_Raw data:_
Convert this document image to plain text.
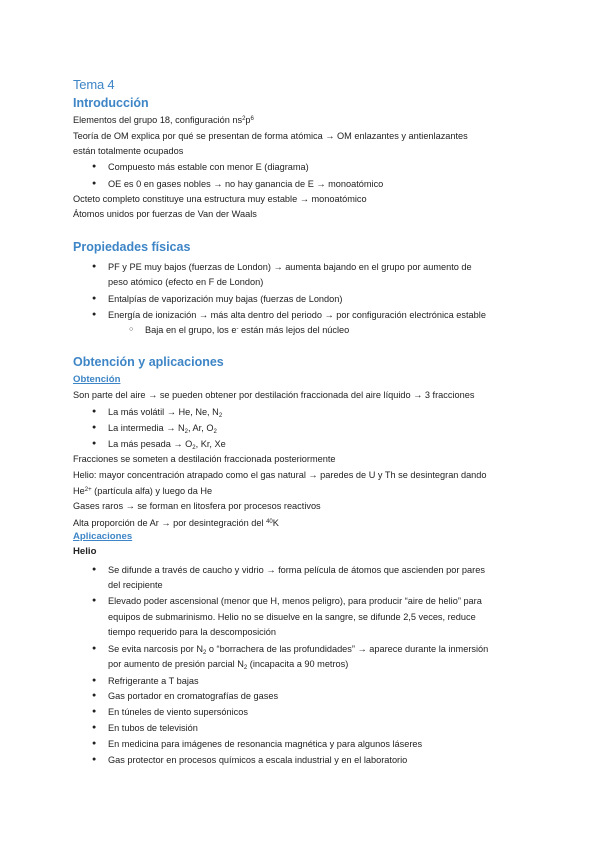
Tema 4
Introducción
Elementos del grupo 18, configuración $ns^2p^6$
Teoría de OM explica por qué se presentan de forma atómica → OM enlazantes y antienlazantes
están totalmente ocupados
● Compuesto más estable con menor E (diagrama)
● OE es 0 en gases nobles → no hay ganancia de E → monoatómico
Octeto completo constituye una estructura muy estable → monoatómico
Átomos unidos por fuerzas de Van der Waals
Propiedades físicas
● PF y PE muy bajos (fuerzas de London) → aumenta bajando en el grupo por aumento de
peso atómico (efecto en F de London)
● Entalpías de vaporización muy bajas (fuerzas de London)
● Energía de ionización → más alta dentro del periodo → por configuración electrónica estable
○ Baja en el grupo, los e- están más lejos del núcleo
Obtención y aplicaciones
Obtención
Son parte del aire → se pueden obtener por destilación fraccionada del aire líquido → 3 fracciones
● La más volátil → He, Ne, $N_2$
● La intermedia → $N_2$, Ar, $O_2$
● La más pesada → $O_2$, Kr, Xe
Fracciones se someten a destilación fraccionada posteriormente
Helio: mayor concentración atrapado como el gas natural → paredes de U y Th se desintegran dando
$He^{2+}$ (partícula alfa) y luego da He
Gases raros → se forman en litosfera por procesos reactivos
Alta proporción de Ar → por desintegración del $^{40}$K
Aplicaciones
Helio
● Se difunde a través de caucho y vidrio → forma película de átomos que ascienden por pares
del recipiente
● Elevado poder ascensional (menor que H, menos peligro), para producir “aire de helio” para
equipos de submarinismo. Helio no se disuelve en la sangre, se difunde 2,5 veces, reduce
tiempo requerido para la descomposición
● Se evita narcosis por $N_2$ o “borrachera de las profundidades” → aparece durante la inmersión
por aumento de presión parcial $N_2$ (incapacita a 90 metros)
● Refrigerante a T bajas
● Gas portador en cromatografías de gases
● En túneles de viento supersónicos
● En tubos de televisión
● En medicina para imágenes de resonancia magnética y para algunos láseres
● Gas protector en procesos químicos a escala industrial y en el laboratorio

_Activity:_
The lines to return are those in the entries above that hold "grupo".

_Task solution:_
Elementos del grupo 18, configuración $ns^2p^6$
● PF y PE muy bajos (fuerzas de London) → aumenta bajando en el grupo por aumento de
○ Baja en el grupo, los e- están más lejos del núcleo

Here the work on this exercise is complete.